EXERCISE: Search the data for the word "forward" and copy every line where it occurs.

Extracted records:
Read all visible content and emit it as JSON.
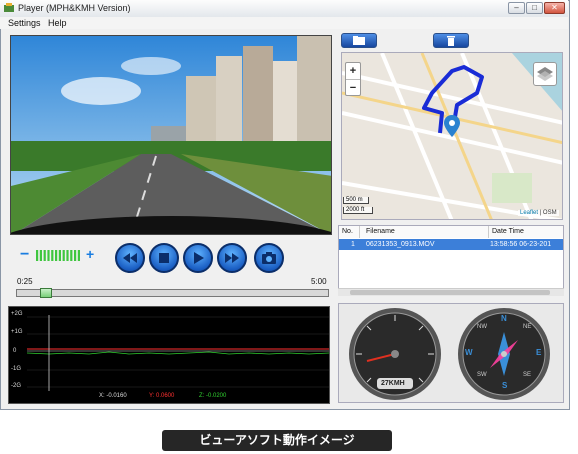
{
  "window": {
    "title": "Player (MPH&KMH Version)",
    "controls": [
      "minimize-icon",
      "maximize-icon",
      "close-icon"
    ]
  },
  "menu": {
    "items": [
      "Settings",
      "Help"
    ]
  },
  "toolbar": {
    "buttons": [
      "folder-icon",
      "trash-icon"
    ]
  },
  "map": {
    "zoom_in": "+",
    "zoom_out": "−",
    "scale_m": "500 m",
    "scale_ft": "2000 ft",
    "attribution_leaflet": "Leaflet",
    "attribution_osm": "| OSM",
    "layers_icon": "layers-icon",
    "marker_icon": "location-pin-icon",
    "route_color": "#1a2cd6"
  },
  "filelist": {
    "headers": [
      "No.",
      "Filename",
      "Date Time"
    ],
    "rows": [
      {
        "no": "1",
        "filename": "06231353_0913.MOV",
        "datetime": "13:58:56 06-23-201"
      }
    ]
  },
  "playback": {
    "volume_minus": "−",
    "volume_plus": "+",
    "volume_level": 1.0,
    "buttons": [
      "rewind-icon",
      "stop-icon",
      "play-icon",
      "fast-forward-icon",
      "snapshot-icon"
    ],
    "time_current": "0:25",
    "time_total": "5:00",
    "progress": 0.08
  },
  "gsensor": {
    "y_labels": [
      "+2G",
      "+1G",
      "0",
      "-1G",
      "-2G"
    ],
    "x_readout": "X: -0.0160",
    "y_readout": "Y: 0.0600",
    "z_readout": "Z: -0.0200",
    "colors": {
      "x": "#ffffff",
      "y": "#ff3030",
      "z": "#30d030"
    }
  },
  "gauges": {
    "speed_readout": "27KMH",
    "compass": {
      "n": "N",
      "s": "S",
      "e": "E",
      "w": "W",
      "ne": "NE",
      "nw": "NW",
      "se": "SE",
      "sw": "SW"
    }
  },
  "caption": "ビューアソフト動作イメージ"
}
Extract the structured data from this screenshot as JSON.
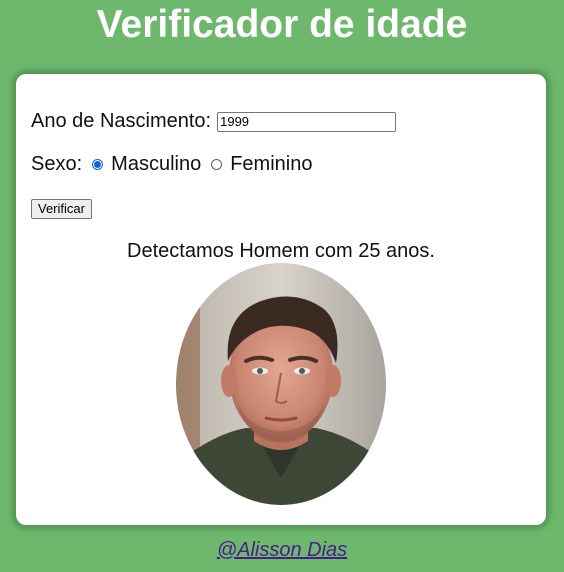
{
  "header": {
    "title": "Verificador de idade"
  },
  "form": {
    "year_label": "Ano de Nascimento:",
    "year_value": "1999",
    "sex_label": "Sexo:",
    "sex_options": [
      {
        "label": "Masculino",
        "selected": true
      },
      {
        "label": "Feminino",
        "selected": false
      }
    ],
    "submit_label": "Verificar"
  },
  "result": {
    "text": "Detectamos Homem com 25 anos.",
    "image": "man-portrait"
  },
  "footer": {
    "link": "@Alisson Dias"
  },
  "colors": {
    "background": "#6eb86e",
    "card": "#ffffff",
    "radio_accent": "#0a66d8",
    "link": "#4b1a8f"
  }
}
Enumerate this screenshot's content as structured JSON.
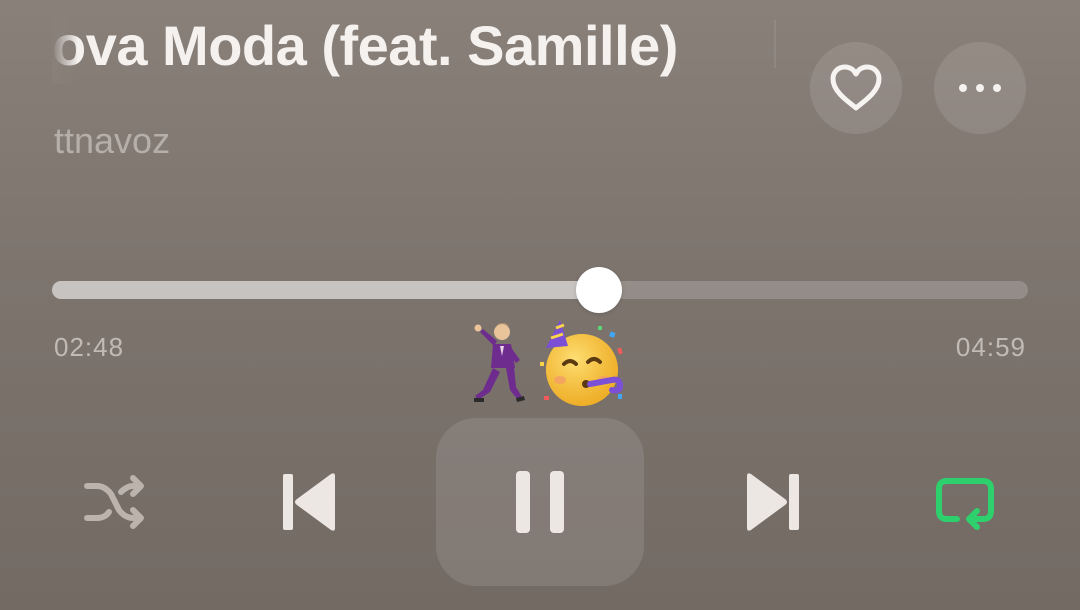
{
  "track": {
    "title": "ova Moda (feat. Samille)",
    "artist": "ttnavoz"
  },
  "progress": {
    "elapsed": "02:48",
    "total": "04:59",
    "fraction": 0.56
  },
  "decorations": {
    "emoji_1": "🕺🏼",
    "emoji_2": "🥳"
  },
  "controls": {
    "shuffle_icon": "shuffle-icon",
    "previous_icon": "skip-back-icon",
    "play_pause_icon": "pause-icon",
    "next_icon": "skip-forward-icon",
    "repeat_icon": "repeat-icon",
    "repeat_color": "#2ed06e",
    "favorite_icon": "heart-icon",
    "more_icon": "ellipsis-icon"
  }
}
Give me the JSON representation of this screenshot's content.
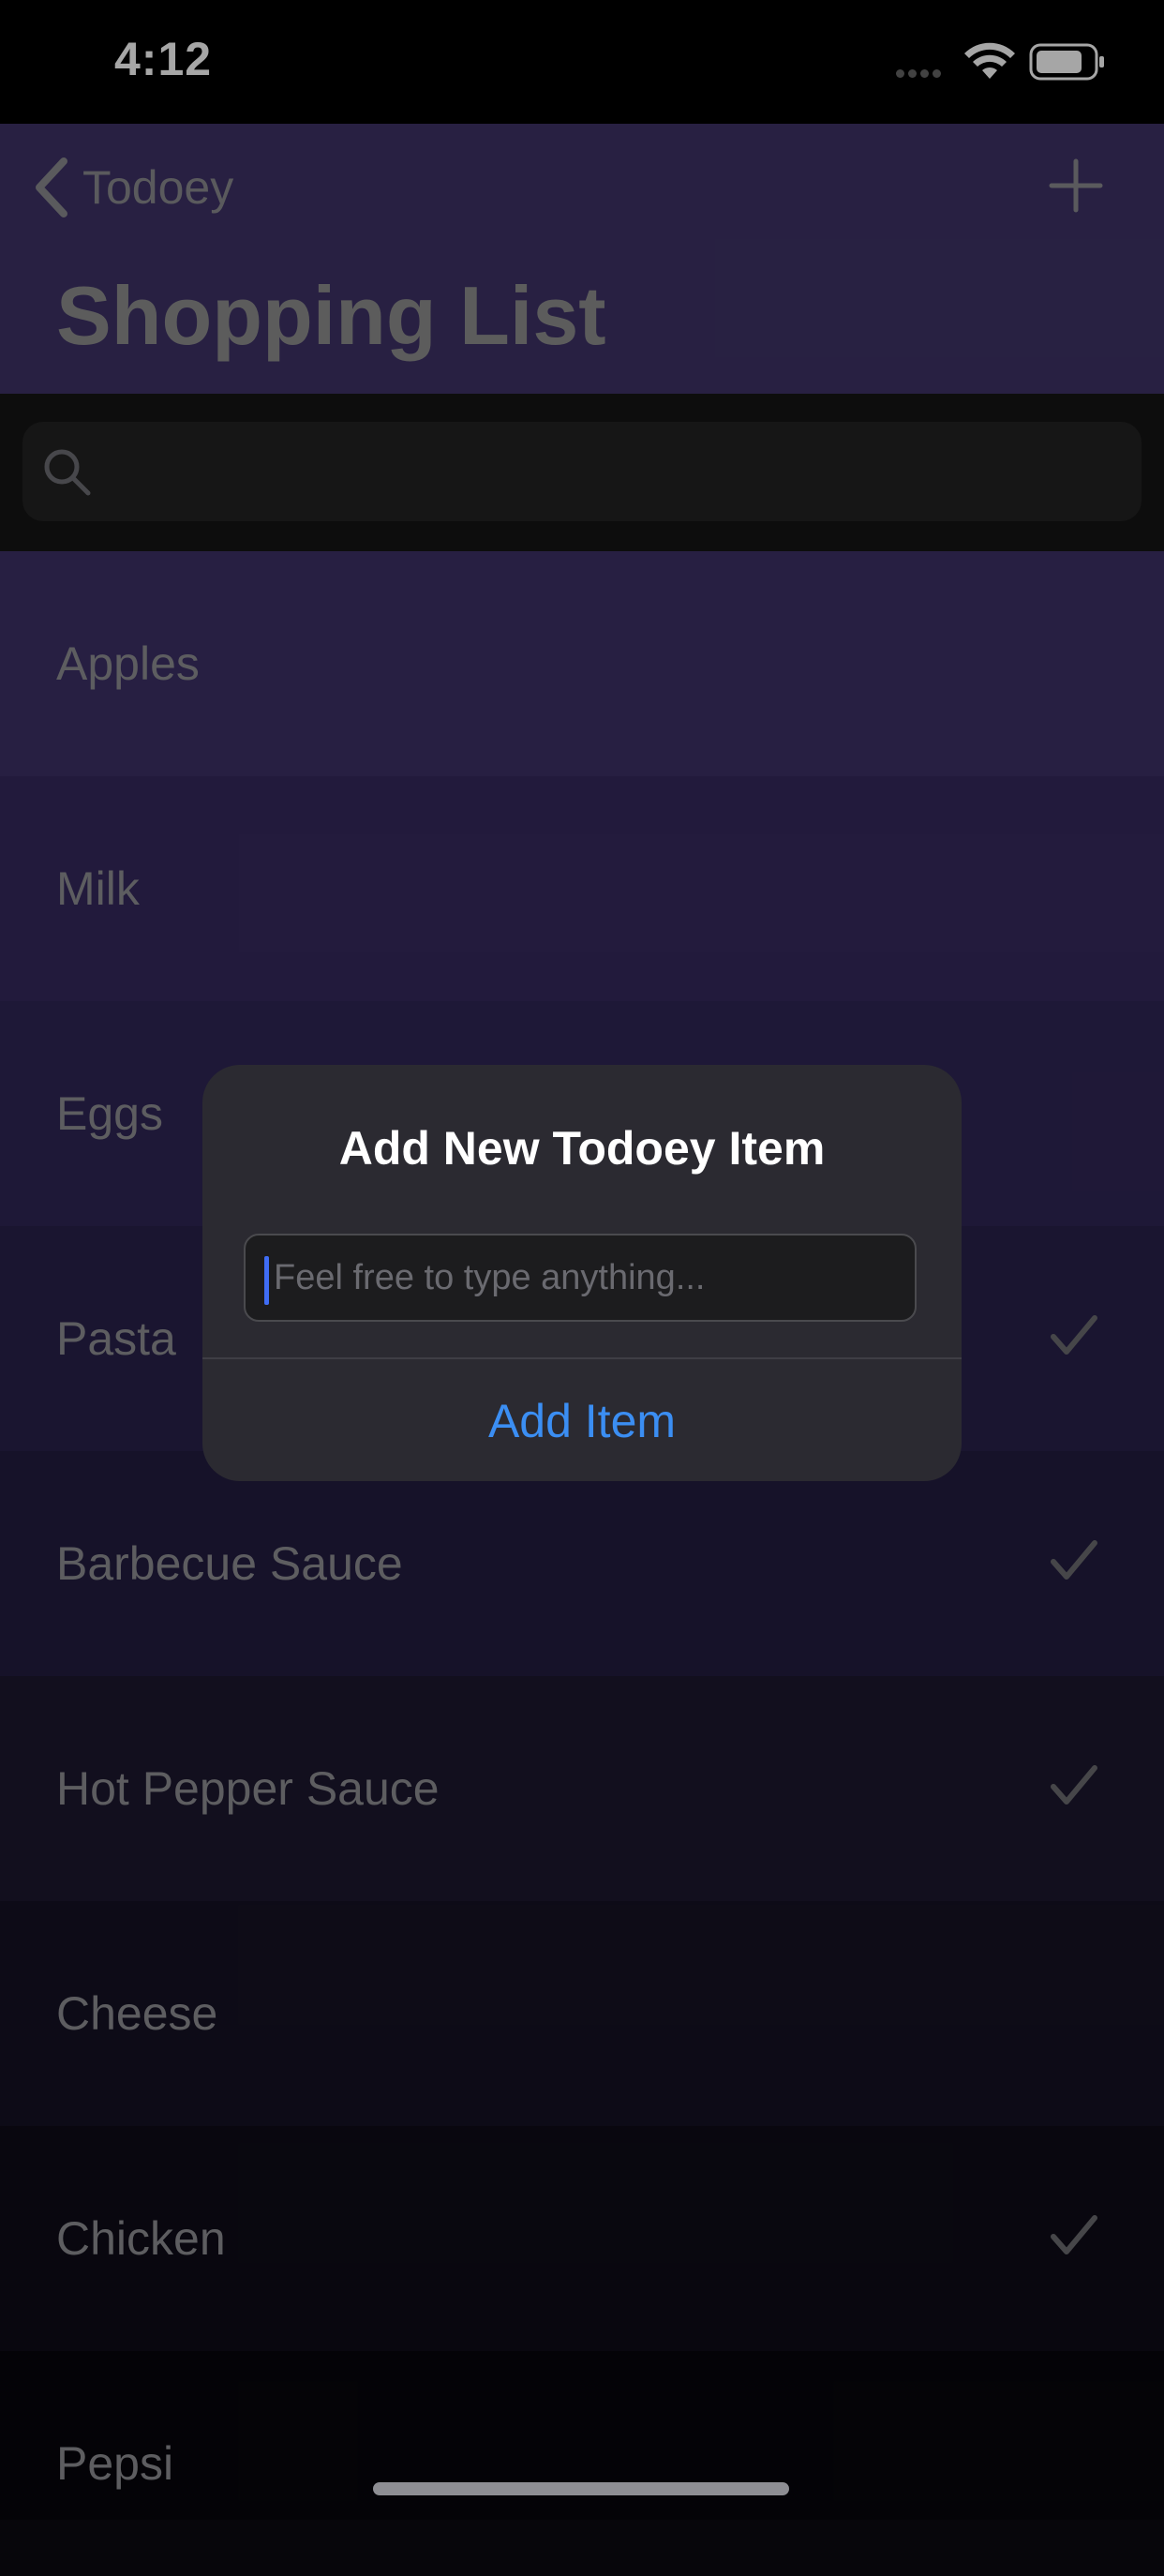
{
  "status_bar": {
    "time": "4:12"
  },
  "nav": {
    "back_label": "Todoey",
    "title": "Shopping List"
  },
  "search": {
    "placeholder": ""
  },
  "items": [
    {
      "label": "Apples",
      "done": false,
      "bg": "#3c3066"
    },
    {
      "label": "Milk",
      "done": false,
      "bg": "#35295d"
    },
    {
      "label": "Eggs",
      "done": false,
      "bg": "#2f2555"
    },
    {
      "label": "Pasta",
      "done": true,
      "bg": "#29214b"
    },
    {
      "label": "Barbecue Sauce",
      "done": true,
      "bg": "#221c3f"
    },
    {
      "label": "Hot Pepper Sauce",
      "done": true,
      "bg": "#1c172f"
    },
    {
      "label": "Cheese",
      "done": false,
      "bg": "#151224"
    },
    {
      "label": "Chicken",
      "done": true,
      "bg": "#0e0c17"
    },
    {
      "label": "Pepsi",
      "done": false,
      "bg": "#07060b"
    }
  ],
  "alert": {
    "title": "Add New Todoey Item",
    "input_placeholder": "Feel free to type anything...",
    "action_label": "Add Item"
  },
  "colors": {
    "nav_bg": "#3e3266",
    "accent": "#3b8ef3"
  }
}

RESULT FOR THIS TASK:
      "fast-forward-icon",
    "next_icon": "skip-forward-icon",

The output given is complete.